● **Work instructions**: Transcribe all of the material exactly, except for its pictures.

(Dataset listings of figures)
********

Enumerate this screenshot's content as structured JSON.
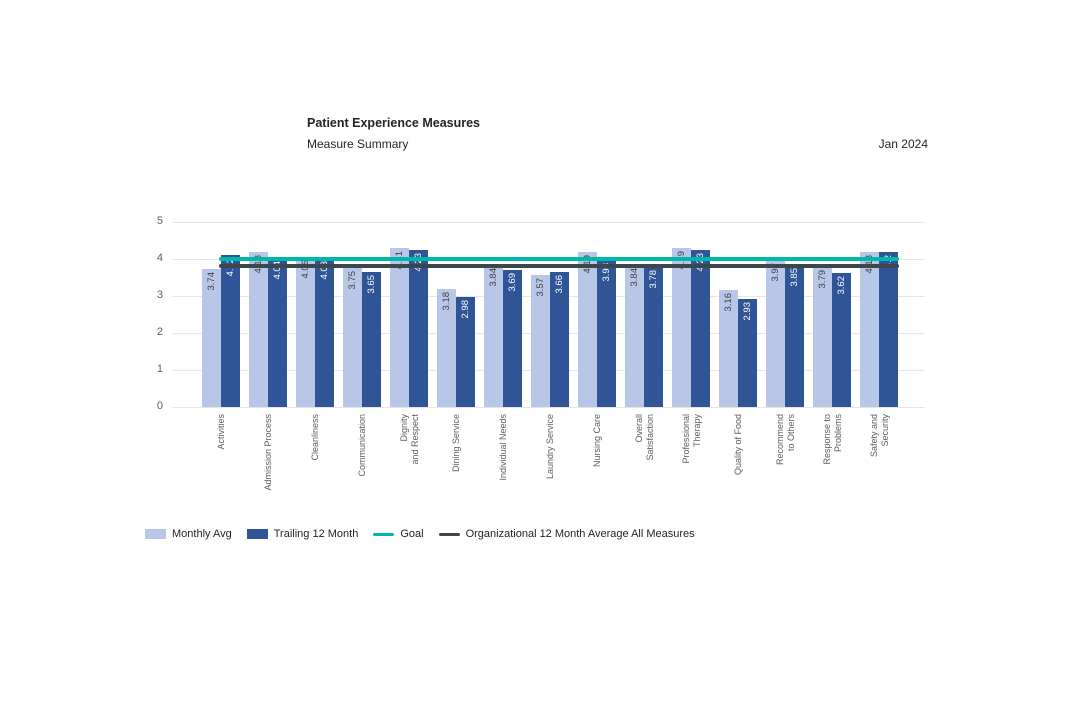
{
  "header": {
    "title_note": "header text is bound from chart_data"
  },
  "chart_data": {
    "type": "bar",
    "title": "Patient Experience Measures",
    "subtitle": "Measure Summary",
    "period": "Jan 2024",
    "xlabel": "",
    "ylabel": "",
    "ylim": [
      0,
      5
    ],
    "yticks": [
      0,
      1,
      2,
      3,
      4,
      5
    ],
    "grid": true,
    "legend_position": "bottom",
    "categories": [
      "Activities",
      "Admission Process",
      "Cleanliness",
      "Communication",
      "Dignity\nand Respect",
      "Dining Service",
      "Individual Needs",
      "Laundry Service",
      "Nursing Care",
      "Overall\nSatisfaction",
      "Professional\nTherapy",
      "Quality of Food",
      "Recommend\nto Others",
      "Response to\nProblems",
      "Safety and\nSecurity"
    ],
    "series": [
      {
        "name": "Monthly Avg",
        "color": "#b8c7e8",
        "label_color": "#404040",
        "values": [
          3.74,
          4.18,
          4.06,
          3.75,
          4.31,
          3.18,
          3.84,
          3.57,
          4.19,
          3.84,
          4.29,
          3.16,
          3.97,
          3.79,
          4.18
        ]
      },
      {
        "name": "Trailing 12 Month",
        "color": "#2f5597",
        "label_color": "#ffffff",
        "values": [
          4.12,
          4.04,
          4.03,
          3.65,
          4.23,
          2.98,
          3.69,
          3.66,
          3.98,
          3.78,
          4.23,
          2.93,
          3.85,
          3.62,
          4.2
        ]
      }
    ],
    "lines": [
      {
        "name": "Goal",
        "color": "#00b8aa",
        "value": 4.0
      },
      {
        "name": "Organizational 12 Month Average All Measures",
        "color": "#3d4749",
        "value": 3.8
      }
    ]
  }
}
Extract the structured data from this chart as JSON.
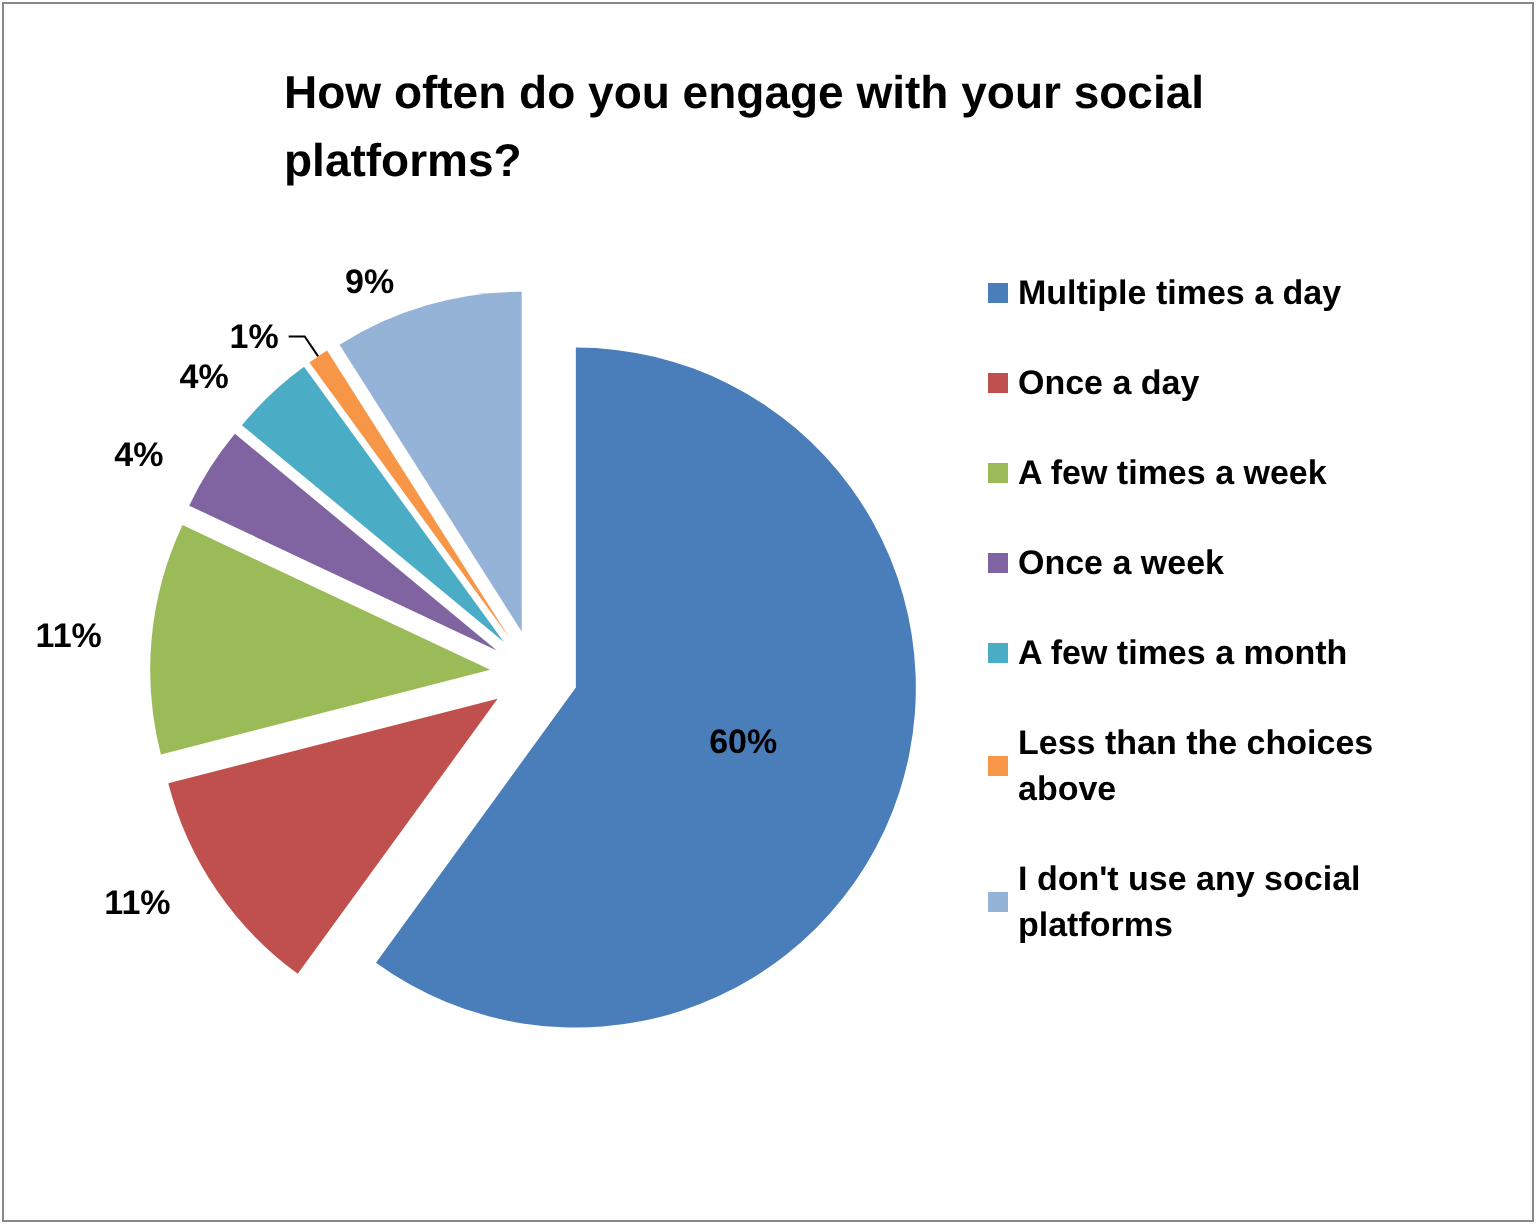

********

● **Completed task**:
Enumerate this screenshot's content as structured JSON.
{
  "header": {
    "title_note": "header text is bound from chart_data"
  },
  "chart_data": {
    "type": "bar",
    "title": "Patient Experience Measures",
    "subtitle": "Measure Summary",
    "period": "Jan 2024",
    "xlabel": "",
    "ylabel": "",
    "ylim": [
      0,
      5
    ],
    "yticks": [
      0,
      1,
      2,
      3,
      4,
      5
    ],
    "grid": true,
    "legend_position": "bottom",
    "categories": [
      "Activities",
      "Admission Process",
      "Cleanliness",
      "Communication",
      "Dignity\nand Respect",
      "Dining Service",
      "Individual Needs",
      "Laundry Service",
      "Nursing Care",
      "Overall\nSatisfaction",
      "Professional\nTherapy",
      "Quality of Food",
      "Recommend\nto Others",
      "Response to\nProblems",
      "Safety and\nSecurity"
    ],
    "series": [
      {
        "name": "Monthly Avg",
        "color": "#b8c7e8",
        "label_color": "#404040",
        "values": [
          3.74,
          4.18,
          4.06,
          3.75,
          4.31,
          3.18,
          3.84,
          3.57,
          4.19,
          3.84,
          4.29,
          3.16,
          3.97,
          3.79,
          4.18
        ]
      },
      {
        "name": "Trailing 12 Month",
        "color": "#2f5597",
        "label_color": "#ffffff",
        "values": [
          4.12,
          4.04,
          4.03,
          3.65,
          4.23,
          2.98,
          3.69,
          3.66,
          3.98,
          3.78,
          4.23,
          2.93,
          3.85,
          3.62,
          4.2
        ]
      }
    ],
    "lines": [
      {
        "name": "Goal",
        "color": "#00b8aa",
        "value": 4.0
      },
      {
        "name": "Organizational 12 Month Average All Measures",
        "color": "#3d4749",
        "value": 3.8
      }
    ]
  }
}
Extract the structured data from this chart as JSON.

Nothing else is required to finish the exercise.